Supplied records:
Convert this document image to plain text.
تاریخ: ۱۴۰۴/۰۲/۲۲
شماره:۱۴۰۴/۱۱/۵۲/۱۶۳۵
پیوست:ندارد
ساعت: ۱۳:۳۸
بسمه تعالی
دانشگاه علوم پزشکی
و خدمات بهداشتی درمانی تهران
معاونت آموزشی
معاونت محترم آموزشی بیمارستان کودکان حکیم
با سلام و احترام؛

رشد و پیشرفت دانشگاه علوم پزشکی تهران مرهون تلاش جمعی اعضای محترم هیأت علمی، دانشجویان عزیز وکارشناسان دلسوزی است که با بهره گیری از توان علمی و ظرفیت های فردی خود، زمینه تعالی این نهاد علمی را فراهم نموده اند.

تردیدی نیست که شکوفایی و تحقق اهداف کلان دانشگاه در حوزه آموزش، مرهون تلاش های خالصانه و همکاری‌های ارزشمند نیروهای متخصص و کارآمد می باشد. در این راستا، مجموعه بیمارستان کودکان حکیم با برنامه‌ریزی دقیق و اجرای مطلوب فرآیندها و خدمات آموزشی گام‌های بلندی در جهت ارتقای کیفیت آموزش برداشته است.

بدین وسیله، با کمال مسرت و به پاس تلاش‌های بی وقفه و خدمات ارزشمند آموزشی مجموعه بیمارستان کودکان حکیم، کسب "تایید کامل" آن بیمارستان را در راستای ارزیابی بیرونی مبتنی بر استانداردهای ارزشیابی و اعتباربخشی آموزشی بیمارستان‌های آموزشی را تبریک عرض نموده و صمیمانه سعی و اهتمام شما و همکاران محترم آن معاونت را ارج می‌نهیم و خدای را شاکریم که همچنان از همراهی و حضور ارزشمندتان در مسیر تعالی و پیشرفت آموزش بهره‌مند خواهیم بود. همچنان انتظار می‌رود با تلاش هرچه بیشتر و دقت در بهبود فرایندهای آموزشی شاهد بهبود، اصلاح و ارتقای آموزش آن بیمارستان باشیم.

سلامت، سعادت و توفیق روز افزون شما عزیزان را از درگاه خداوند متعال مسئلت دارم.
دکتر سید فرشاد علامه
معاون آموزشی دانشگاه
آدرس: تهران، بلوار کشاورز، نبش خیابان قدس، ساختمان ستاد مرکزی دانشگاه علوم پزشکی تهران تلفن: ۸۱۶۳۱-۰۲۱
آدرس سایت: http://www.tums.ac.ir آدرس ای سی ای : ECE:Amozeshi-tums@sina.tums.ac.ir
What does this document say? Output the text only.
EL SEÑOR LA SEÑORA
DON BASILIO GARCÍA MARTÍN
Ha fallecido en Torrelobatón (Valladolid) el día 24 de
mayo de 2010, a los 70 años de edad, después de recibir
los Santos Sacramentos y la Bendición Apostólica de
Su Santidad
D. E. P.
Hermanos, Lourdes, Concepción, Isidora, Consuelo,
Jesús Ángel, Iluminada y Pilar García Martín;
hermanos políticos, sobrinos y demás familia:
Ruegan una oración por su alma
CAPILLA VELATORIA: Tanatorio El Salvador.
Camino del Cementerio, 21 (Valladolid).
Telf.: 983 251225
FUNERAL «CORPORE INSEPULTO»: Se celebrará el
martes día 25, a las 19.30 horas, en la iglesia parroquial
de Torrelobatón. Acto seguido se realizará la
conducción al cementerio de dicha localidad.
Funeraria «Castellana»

Work to complete:
Each line of the listing above should be output exactly.

Exercise answer:
Convert this document image to plain text.
تاریخ: ۱۴۰۴/۰۲/۲۲
شماره:۱۴۰۴/۱۱/۵۲/۱۶۳۵
پیوست:ندارد
ساعت: ۱۳:۳۸
بسمه تعالی
دانشگاه علوم پزشکی
و خدمات بهداشتی درمانی تهران
معاونت آموزشی
معاونت محترم آموزشی بیمارستان کودکان حکیم
با سلام و احترام؛

رشد و پیشرفت دانشگاه علوم پزشکی تهران مرهون تلاش جمعی اعضای محترم هیأت علمی، دانشجویان عزیز وکارشناسان دلسوزی است که با بهره گیری از توان علمی و ظرفیت های فردی خود، زمینه تعالی این نهاد علمی را فراهم نموده اند.

تردیدی نیست که شکوفایی و تحقق اهداف کلان دانشگاه در حوزه آموزش، مرهون تلاش های خالصانه و همکاری‌های ارزشمند نیروهای متخصص و کارآمد می باشد. در این راستا، مجموعه بیمارستان کودکان حکیم با برنامه‌ریزی دقیق و اجرای مطلوب فرآیندها و خدمات آموزشی گام‌های بلندی در جهت ارتقای کیفیت آموزش برداشته است.

بدین وسیله، با کمال مسرت و به پاس تلاش‌های بی وقفه و خدمات ارزشمند آموزشی مجموعه بیمارستان کودکان حکیم، کسب "تایید کامل" آن بیمارستان را در راستای ارزیابی بیرونی مبتنی بر استانداردهای ارزشیابی و اعتباربخشی آموزشی بیمارستان‌های آموزشی را تبریک عرض نموده و صمیمانه سعی و اهتمام شما و همکاران محترم آن معاونت را ارج می‌نهیم و خدای را شاکریم که همچنان از همراهی و حضور ارزشمندتان در مسیر تعالی و پیشرفت آموزش بهره‌مند خواهیم بود. همچنان انتظار می‌رود با تلاش هرچه بیشتر و دقت در بهبود فرایندهای آموزشی شاهد بهبود، اصلاح و ارتقای آموزش آن بیمارستان باشیم.

سلامت، سعادت و توفیق روز افزون شما عزیزان را از درگاه خداوند متعال مسئلت دارم.
دکتر سید فرشاد علامه
معاون آموزشی دانشگاه
آدرس: تهران، بلوار کشاورز، نبش خیابان قدس، ساختمان ستاد مرکزی دانشگاه علوم پزشکی تهران تلفن: ۸۱۶۳۱-۰۲۱
آدرس سایت: http://www.tums.ac.ir آدرس ای سی ای : ECE:Amozeshi-tums@sina.tums.ac.ir
What does this document say? Output the text only.
EL SEÑOR LA SEÑORA
DON BASILIO GARCÍA MARTÍN
Ha fallecido en Torrelobatón (Valladolid) el día 24 de
mayo de 2010, a los 70 años de edad, después de recibir
los Santos Sacramentos y la Bendición Apostólica de
Su Santidad
D. E. P.
Hermanos, Lourdes, Concepción, Isidora, Consuelo,
Jesús Ángel, Iluminada y Pilar García Martín;
hermanos políticos, sobrinos y demás familia:
Ruegan una oración por su alma
CAPILLA VELATORIA: Tanatorio El Salvador.
Camino del Cementerio, 21 (Valladolid).
Telf.: 983 251225
FUNERAL «CORPORE INSEPULTO»: Se celebrará el
martes día 25, a las 19.30 horas, en la iglesia parroquial
de Torrelobatón. Acto seguido se realizará la
conducción al cementerio de dicha localidad.
Funeraria «Castellana»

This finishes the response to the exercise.